[Data entries]
— BEGIN —

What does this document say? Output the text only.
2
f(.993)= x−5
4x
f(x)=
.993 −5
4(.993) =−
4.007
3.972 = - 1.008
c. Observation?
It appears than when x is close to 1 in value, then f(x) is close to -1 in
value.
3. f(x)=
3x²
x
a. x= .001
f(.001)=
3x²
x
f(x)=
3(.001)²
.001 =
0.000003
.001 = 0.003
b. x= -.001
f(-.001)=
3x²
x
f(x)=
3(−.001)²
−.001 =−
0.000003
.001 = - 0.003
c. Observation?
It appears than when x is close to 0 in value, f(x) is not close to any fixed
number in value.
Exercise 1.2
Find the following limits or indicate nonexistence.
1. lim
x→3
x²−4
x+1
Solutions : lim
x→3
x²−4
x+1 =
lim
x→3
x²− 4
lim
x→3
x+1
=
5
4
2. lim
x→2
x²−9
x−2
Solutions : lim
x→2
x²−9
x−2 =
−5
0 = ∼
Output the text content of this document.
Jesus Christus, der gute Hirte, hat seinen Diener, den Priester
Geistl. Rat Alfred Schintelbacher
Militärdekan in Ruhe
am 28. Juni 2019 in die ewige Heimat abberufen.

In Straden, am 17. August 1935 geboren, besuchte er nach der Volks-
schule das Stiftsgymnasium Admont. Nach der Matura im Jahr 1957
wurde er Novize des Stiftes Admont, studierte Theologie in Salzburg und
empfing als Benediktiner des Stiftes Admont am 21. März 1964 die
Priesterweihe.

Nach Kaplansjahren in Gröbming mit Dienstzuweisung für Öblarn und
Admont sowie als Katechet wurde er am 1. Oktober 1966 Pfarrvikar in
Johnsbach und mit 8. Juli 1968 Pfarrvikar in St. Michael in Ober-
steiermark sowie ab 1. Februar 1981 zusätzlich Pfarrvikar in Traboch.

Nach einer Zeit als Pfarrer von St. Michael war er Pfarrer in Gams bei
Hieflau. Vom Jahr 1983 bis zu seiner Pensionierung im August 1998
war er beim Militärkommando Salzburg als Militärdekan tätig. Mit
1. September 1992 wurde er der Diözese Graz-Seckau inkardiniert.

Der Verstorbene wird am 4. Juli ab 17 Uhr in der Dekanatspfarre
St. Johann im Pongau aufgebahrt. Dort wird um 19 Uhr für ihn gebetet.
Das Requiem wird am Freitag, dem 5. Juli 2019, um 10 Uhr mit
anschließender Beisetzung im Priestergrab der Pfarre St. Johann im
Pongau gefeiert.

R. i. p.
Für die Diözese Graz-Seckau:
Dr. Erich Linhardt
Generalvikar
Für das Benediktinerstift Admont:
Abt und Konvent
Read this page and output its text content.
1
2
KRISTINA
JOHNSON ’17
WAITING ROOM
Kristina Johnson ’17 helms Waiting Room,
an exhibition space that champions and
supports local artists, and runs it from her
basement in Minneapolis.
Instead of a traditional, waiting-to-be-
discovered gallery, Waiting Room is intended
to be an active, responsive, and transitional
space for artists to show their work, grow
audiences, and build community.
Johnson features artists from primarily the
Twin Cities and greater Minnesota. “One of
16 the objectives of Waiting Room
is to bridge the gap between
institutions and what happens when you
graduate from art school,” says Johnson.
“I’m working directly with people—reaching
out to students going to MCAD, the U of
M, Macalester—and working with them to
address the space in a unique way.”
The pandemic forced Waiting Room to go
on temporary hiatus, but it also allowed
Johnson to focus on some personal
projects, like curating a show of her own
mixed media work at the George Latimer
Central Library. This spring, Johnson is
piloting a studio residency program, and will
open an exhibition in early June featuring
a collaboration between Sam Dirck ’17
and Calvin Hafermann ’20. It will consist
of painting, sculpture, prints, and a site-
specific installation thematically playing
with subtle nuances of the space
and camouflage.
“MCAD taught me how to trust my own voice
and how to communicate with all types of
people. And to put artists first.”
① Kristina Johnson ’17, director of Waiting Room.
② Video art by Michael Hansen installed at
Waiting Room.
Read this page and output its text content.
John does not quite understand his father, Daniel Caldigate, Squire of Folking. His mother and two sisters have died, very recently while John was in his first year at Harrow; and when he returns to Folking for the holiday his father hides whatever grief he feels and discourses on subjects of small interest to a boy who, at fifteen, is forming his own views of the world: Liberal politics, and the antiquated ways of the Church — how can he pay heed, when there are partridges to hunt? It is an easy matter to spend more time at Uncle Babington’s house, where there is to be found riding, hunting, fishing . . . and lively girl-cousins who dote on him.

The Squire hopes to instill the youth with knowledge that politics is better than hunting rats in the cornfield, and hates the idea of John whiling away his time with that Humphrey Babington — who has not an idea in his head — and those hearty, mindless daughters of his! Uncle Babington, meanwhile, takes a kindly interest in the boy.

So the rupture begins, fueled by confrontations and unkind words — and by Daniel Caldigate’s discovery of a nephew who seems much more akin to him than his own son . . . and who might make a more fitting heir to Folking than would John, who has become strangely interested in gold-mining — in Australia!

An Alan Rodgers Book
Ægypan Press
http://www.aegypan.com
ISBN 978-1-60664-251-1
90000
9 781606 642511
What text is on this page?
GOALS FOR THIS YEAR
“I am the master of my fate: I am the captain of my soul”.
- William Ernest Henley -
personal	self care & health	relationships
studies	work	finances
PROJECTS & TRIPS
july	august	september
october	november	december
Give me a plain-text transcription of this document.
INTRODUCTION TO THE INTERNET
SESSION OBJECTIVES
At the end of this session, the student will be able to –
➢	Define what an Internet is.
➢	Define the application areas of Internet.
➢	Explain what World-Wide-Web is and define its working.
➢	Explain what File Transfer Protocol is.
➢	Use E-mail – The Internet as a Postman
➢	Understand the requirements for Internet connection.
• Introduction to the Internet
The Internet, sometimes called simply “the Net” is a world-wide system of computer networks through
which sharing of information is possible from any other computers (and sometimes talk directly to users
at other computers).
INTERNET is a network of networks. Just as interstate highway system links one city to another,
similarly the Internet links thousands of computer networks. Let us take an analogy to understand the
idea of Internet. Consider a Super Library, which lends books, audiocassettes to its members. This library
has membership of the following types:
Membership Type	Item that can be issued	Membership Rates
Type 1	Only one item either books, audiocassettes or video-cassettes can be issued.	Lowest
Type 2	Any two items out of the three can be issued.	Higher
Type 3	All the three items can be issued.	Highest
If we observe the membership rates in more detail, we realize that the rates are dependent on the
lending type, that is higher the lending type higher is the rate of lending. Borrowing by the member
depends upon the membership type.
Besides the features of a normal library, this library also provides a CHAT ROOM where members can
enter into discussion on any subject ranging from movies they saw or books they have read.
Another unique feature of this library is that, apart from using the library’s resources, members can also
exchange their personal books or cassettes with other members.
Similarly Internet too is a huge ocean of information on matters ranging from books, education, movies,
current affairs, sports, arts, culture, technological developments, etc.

— END —

## WHAT TO WORK ON
In the listing, how many lines hold "appears"? Answer with a bare number.

## RESULT OF THE EXERCISE
2